■ **Your instructions**: Report each line of the data that includes the word "JSON".

■ **Extracted data**:
__________

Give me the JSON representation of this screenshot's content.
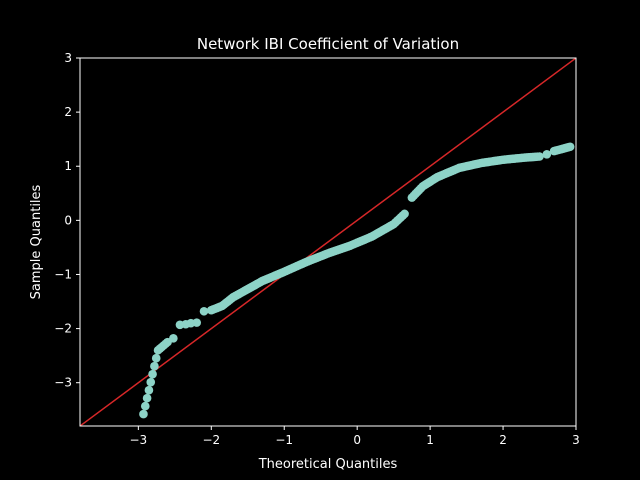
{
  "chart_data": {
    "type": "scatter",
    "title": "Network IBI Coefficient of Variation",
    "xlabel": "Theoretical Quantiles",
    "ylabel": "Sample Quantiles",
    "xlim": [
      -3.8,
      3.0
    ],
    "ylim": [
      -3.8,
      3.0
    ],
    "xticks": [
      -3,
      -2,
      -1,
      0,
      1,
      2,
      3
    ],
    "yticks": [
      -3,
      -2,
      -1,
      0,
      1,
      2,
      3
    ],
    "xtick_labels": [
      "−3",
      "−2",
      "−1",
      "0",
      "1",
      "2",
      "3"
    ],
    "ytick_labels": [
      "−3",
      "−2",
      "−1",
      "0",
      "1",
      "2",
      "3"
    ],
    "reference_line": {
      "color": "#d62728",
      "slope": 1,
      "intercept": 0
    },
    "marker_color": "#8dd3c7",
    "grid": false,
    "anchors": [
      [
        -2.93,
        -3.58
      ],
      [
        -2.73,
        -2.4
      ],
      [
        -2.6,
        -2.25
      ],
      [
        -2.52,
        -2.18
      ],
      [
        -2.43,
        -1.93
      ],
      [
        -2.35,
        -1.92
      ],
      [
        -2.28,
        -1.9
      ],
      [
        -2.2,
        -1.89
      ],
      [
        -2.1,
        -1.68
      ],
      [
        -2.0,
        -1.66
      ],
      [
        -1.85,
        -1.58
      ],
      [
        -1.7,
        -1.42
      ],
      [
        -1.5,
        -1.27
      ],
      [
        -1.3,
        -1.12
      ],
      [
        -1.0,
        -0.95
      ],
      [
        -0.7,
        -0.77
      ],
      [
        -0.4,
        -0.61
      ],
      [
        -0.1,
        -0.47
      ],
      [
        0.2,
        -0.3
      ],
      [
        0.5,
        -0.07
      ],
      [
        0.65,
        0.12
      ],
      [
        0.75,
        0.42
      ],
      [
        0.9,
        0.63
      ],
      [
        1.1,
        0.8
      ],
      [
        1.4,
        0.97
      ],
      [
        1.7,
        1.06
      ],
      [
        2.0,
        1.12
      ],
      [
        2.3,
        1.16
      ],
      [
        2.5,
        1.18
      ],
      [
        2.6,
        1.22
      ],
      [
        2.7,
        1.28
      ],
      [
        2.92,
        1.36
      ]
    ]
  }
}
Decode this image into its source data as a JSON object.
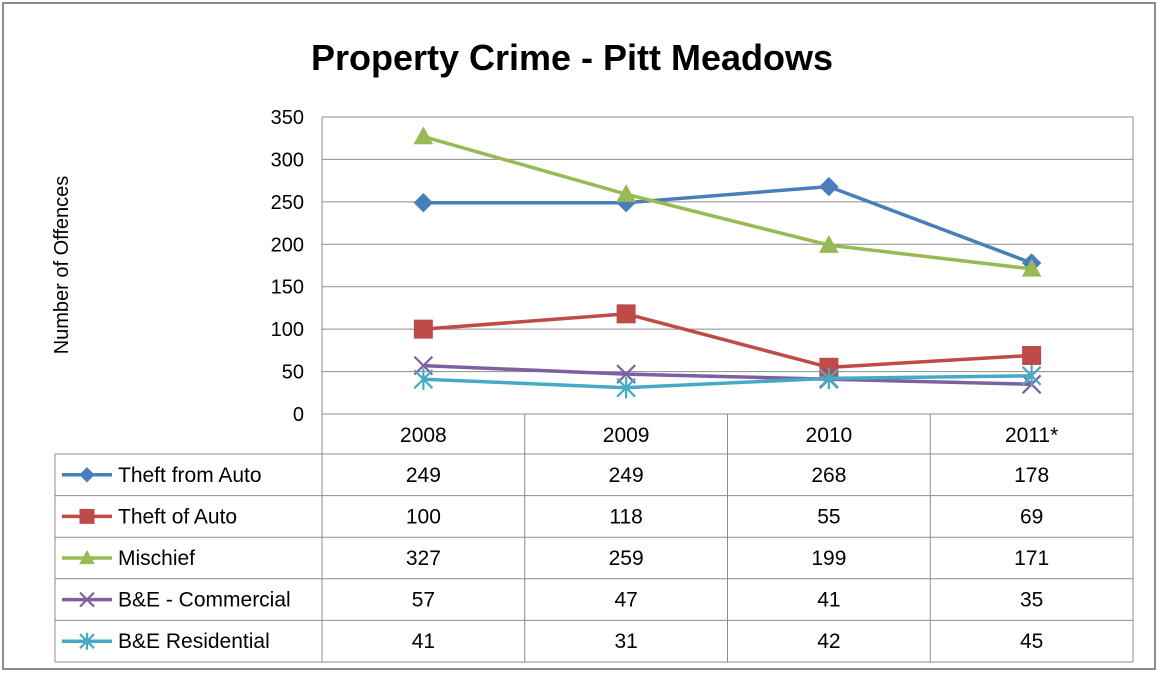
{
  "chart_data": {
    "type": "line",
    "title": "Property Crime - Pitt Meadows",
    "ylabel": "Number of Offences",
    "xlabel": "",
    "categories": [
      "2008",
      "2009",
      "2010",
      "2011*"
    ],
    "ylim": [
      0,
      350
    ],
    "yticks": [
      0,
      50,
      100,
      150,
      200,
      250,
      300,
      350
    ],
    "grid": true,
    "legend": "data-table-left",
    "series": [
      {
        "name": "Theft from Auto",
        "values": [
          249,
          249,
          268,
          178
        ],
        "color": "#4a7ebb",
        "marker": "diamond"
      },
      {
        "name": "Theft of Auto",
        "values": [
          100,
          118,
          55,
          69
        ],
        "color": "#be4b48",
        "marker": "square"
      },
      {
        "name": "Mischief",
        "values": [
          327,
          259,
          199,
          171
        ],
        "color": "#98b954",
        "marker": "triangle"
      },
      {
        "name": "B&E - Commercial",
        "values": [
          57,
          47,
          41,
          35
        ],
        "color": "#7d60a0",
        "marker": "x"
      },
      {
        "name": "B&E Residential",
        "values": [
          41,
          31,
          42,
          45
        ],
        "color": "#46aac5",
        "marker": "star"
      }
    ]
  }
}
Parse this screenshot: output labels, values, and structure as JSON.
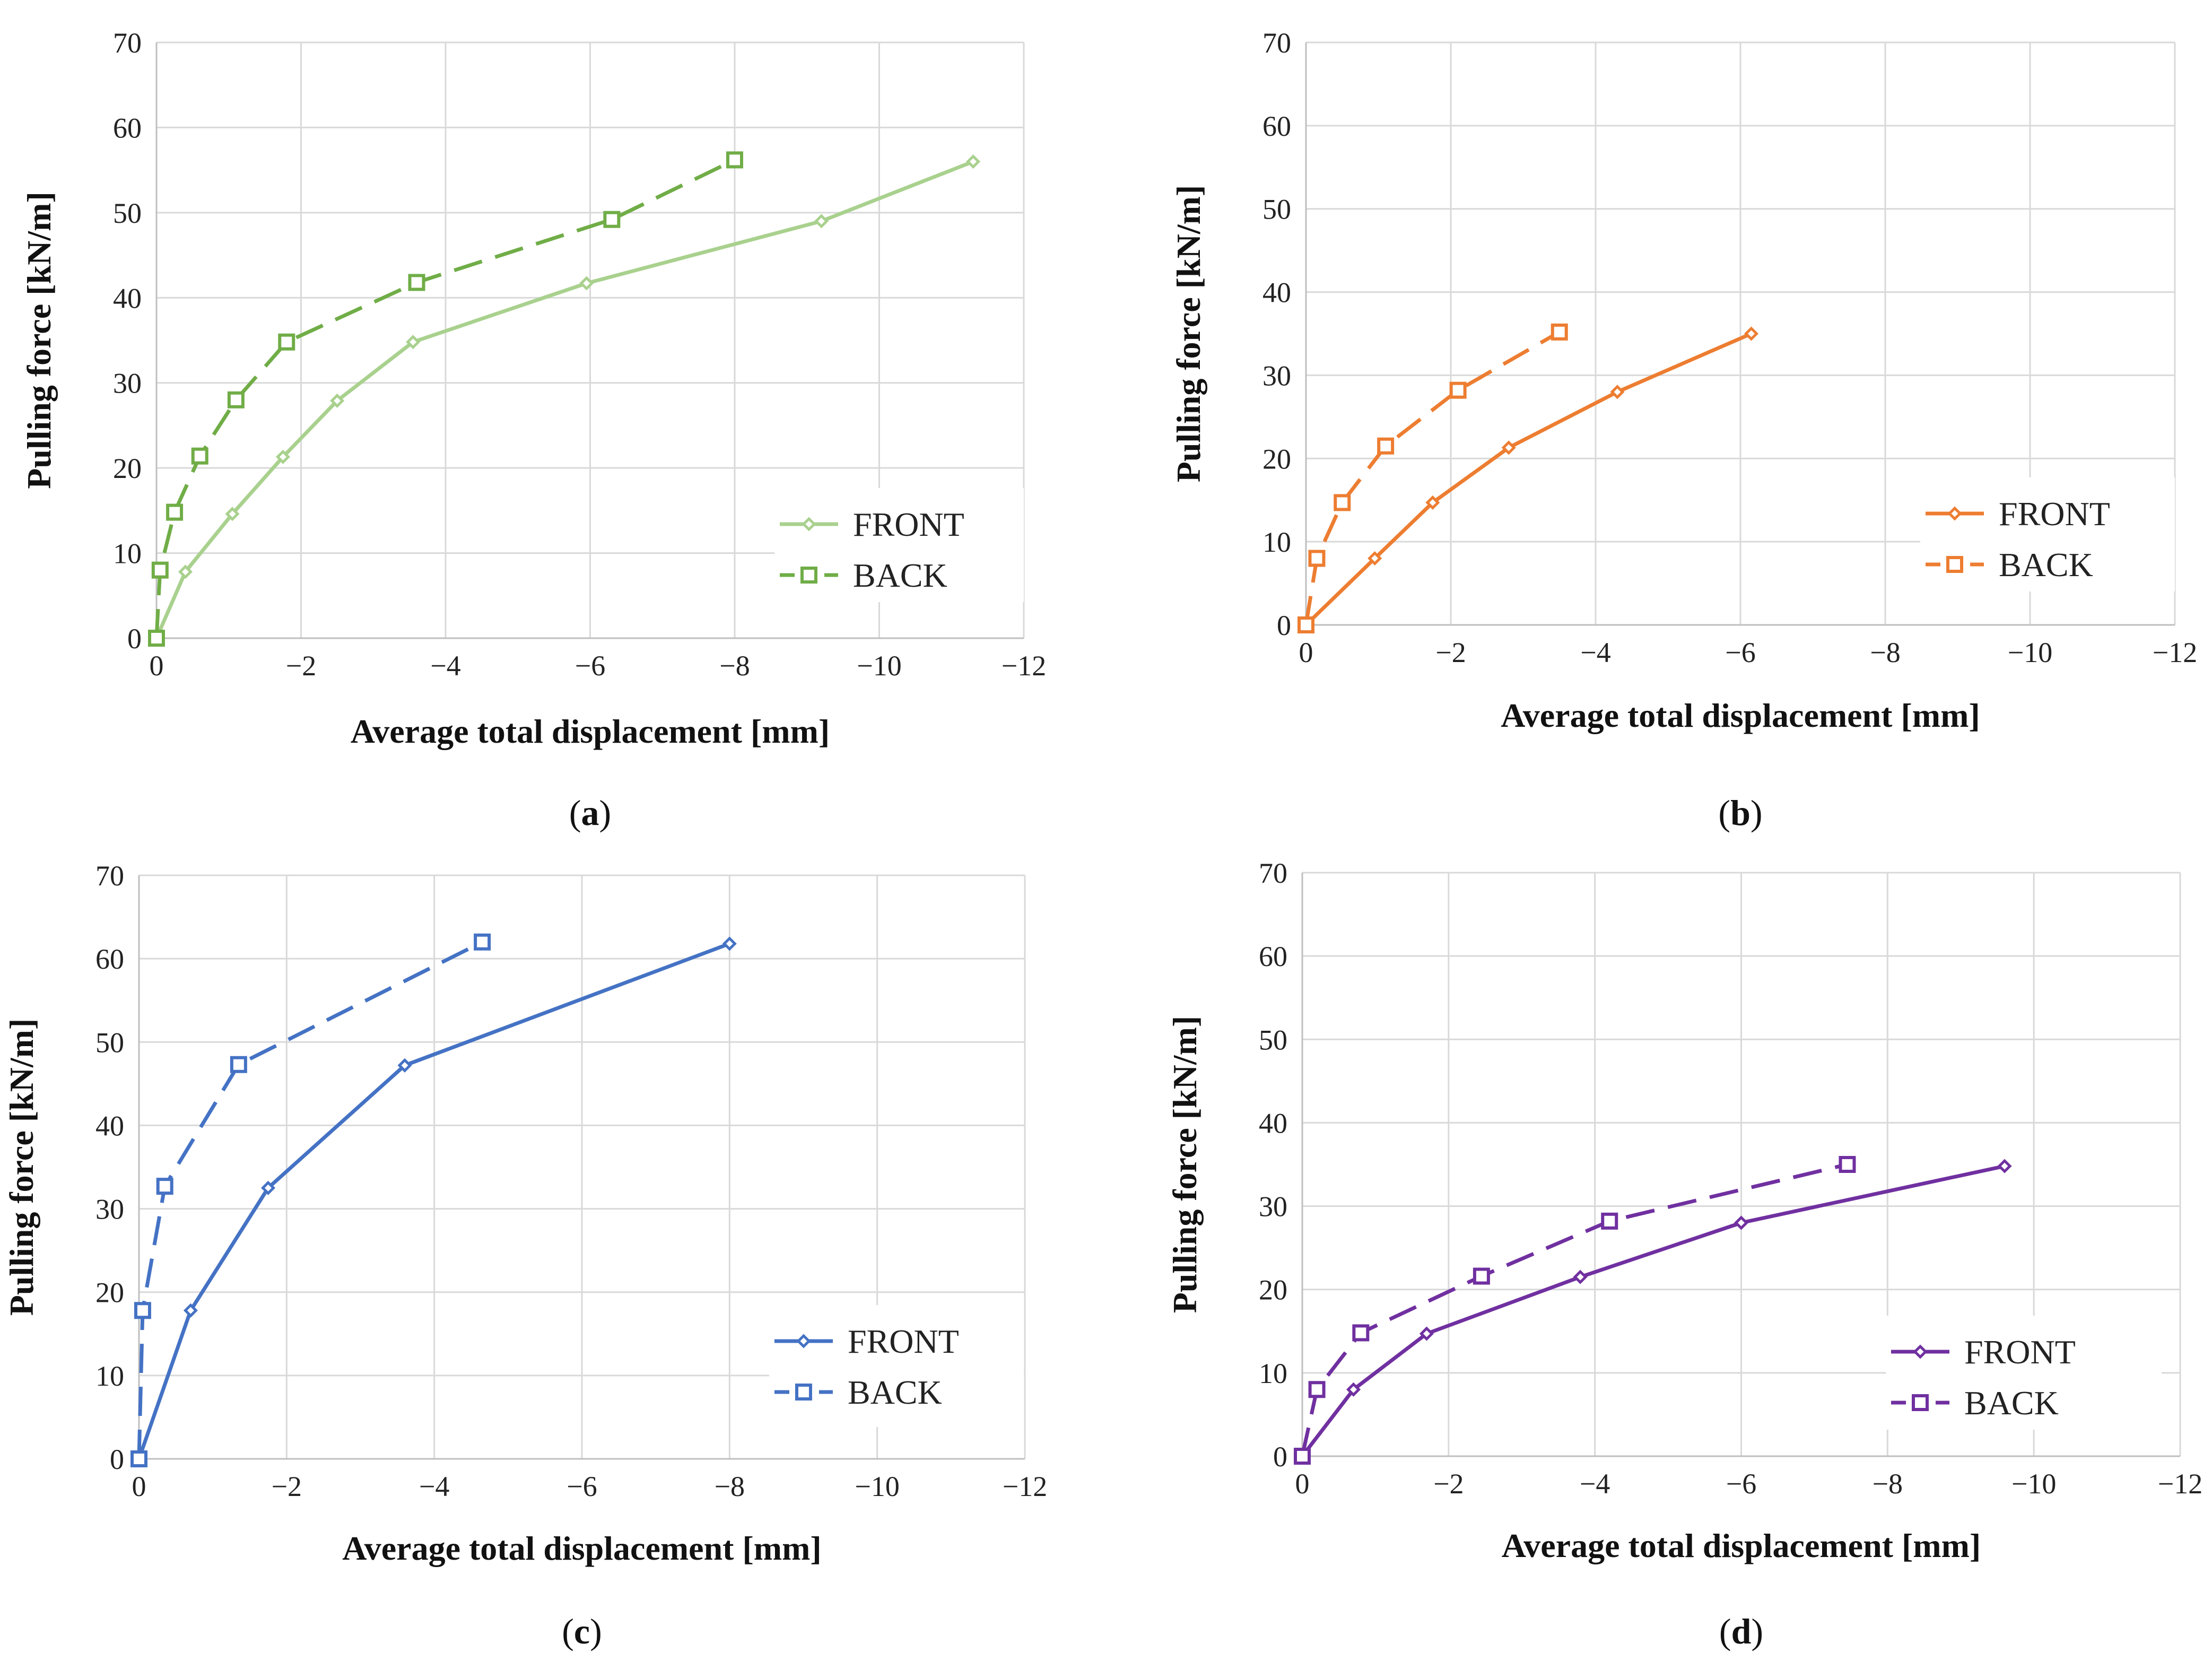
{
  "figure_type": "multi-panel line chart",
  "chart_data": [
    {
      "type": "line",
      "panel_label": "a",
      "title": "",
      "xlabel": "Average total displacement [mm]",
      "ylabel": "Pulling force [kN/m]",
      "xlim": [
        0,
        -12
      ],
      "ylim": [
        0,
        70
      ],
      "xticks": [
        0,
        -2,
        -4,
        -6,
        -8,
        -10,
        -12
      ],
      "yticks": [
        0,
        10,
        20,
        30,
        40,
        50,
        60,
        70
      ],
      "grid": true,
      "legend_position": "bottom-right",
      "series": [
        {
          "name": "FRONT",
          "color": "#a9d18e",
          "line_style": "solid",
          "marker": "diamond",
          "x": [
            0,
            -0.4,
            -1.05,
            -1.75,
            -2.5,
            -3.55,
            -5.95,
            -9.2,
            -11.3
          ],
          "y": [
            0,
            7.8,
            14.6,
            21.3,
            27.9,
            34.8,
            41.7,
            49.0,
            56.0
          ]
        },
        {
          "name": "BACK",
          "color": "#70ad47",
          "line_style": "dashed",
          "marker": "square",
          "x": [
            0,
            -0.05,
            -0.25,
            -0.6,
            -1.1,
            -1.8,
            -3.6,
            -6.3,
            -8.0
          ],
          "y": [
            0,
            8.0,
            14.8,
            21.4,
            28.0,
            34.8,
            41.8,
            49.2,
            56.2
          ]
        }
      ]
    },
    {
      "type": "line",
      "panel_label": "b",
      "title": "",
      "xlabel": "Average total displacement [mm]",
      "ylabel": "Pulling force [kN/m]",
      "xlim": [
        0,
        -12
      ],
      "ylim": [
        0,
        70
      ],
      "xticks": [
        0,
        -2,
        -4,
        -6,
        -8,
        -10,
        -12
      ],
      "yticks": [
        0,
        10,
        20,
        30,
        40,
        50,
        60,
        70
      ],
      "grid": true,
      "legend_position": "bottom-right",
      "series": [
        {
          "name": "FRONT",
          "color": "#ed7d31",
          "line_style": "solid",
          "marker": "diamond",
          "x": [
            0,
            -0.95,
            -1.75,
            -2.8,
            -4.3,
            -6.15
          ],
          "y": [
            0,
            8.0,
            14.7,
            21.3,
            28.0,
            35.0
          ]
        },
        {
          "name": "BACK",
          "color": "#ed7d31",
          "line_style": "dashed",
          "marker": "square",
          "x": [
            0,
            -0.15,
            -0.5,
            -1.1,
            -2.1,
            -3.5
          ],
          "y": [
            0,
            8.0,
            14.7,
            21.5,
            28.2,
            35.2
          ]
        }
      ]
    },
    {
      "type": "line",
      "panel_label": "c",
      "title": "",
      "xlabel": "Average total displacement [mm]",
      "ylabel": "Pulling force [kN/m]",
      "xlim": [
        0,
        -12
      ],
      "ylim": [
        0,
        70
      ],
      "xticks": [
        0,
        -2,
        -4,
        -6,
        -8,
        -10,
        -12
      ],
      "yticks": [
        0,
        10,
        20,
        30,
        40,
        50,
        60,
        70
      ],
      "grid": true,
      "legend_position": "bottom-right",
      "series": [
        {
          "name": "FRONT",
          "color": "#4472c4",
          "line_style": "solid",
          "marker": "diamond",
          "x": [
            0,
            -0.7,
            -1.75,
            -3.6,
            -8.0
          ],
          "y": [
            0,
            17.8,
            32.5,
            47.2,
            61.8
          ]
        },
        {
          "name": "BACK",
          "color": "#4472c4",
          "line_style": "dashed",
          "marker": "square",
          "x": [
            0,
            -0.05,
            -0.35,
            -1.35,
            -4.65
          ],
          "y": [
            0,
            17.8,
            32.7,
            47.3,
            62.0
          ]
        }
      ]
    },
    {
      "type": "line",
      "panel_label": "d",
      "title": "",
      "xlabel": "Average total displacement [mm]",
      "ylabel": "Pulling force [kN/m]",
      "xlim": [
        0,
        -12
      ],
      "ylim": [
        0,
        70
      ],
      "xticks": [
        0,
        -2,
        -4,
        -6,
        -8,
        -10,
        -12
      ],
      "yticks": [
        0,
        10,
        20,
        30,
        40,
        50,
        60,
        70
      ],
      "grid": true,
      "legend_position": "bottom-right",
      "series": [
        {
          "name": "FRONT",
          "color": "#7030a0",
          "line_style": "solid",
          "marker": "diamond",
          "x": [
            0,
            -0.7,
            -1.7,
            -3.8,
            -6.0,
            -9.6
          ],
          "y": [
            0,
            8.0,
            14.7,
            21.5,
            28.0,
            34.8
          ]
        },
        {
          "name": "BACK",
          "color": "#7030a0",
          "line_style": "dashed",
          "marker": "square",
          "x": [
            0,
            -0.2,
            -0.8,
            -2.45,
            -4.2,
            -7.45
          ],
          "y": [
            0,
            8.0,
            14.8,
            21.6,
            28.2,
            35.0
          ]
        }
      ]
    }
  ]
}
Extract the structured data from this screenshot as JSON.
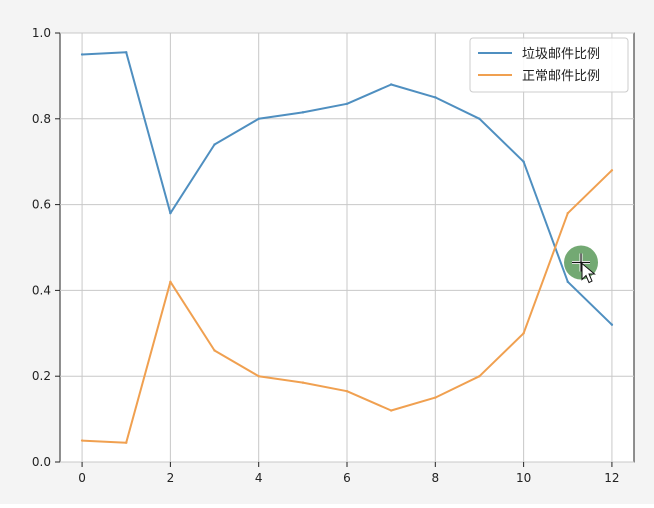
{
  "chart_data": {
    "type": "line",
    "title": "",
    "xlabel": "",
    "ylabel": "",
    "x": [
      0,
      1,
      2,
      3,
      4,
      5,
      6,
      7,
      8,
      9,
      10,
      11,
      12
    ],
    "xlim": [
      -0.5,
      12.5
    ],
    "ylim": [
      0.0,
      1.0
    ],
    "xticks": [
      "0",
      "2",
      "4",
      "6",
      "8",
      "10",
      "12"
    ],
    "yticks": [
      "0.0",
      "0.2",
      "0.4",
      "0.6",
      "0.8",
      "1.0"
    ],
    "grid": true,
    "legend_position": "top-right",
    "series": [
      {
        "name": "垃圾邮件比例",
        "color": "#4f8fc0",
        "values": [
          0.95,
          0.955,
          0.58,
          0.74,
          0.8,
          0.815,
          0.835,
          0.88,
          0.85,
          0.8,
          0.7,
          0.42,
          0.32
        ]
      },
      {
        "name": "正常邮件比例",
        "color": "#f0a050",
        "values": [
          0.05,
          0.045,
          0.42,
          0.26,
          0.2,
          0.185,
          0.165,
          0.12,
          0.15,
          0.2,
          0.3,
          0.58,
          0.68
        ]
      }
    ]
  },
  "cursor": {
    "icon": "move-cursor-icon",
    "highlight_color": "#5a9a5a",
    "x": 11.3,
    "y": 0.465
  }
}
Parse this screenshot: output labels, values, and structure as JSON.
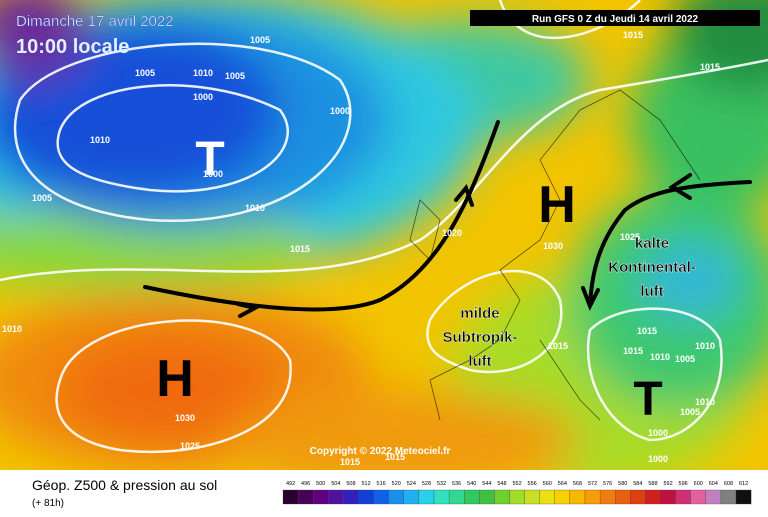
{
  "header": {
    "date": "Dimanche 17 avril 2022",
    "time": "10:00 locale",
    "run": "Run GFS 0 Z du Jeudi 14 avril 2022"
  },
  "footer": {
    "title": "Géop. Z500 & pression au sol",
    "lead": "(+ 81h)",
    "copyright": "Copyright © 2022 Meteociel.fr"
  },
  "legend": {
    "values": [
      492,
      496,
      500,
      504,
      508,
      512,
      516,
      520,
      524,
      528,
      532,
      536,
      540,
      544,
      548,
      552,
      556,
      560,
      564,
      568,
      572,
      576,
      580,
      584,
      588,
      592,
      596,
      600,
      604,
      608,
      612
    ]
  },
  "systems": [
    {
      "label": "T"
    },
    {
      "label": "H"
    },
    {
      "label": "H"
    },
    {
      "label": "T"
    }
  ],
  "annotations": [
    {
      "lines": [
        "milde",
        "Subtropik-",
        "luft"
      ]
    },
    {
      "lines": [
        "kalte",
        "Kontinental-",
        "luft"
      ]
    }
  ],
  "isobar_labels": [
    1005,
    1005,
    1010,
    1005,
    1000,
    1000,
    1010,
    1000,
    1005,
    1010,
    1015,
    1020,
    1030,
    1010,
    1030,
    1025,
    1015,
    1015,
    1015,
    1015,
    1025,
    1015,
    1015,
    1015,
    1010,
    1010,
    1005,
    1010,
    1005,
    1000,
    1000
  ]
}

__________

■ **Task response**:
Give me the JSON representation of this screenshot's content.
Decode this image into its source data as a JSON object.
Parse this screenshot: output labels, values, and structure as JSON.
Extract the structured data from this screenshot as JSON.
Parse this screenshot: output labels, values, and structure as JSON.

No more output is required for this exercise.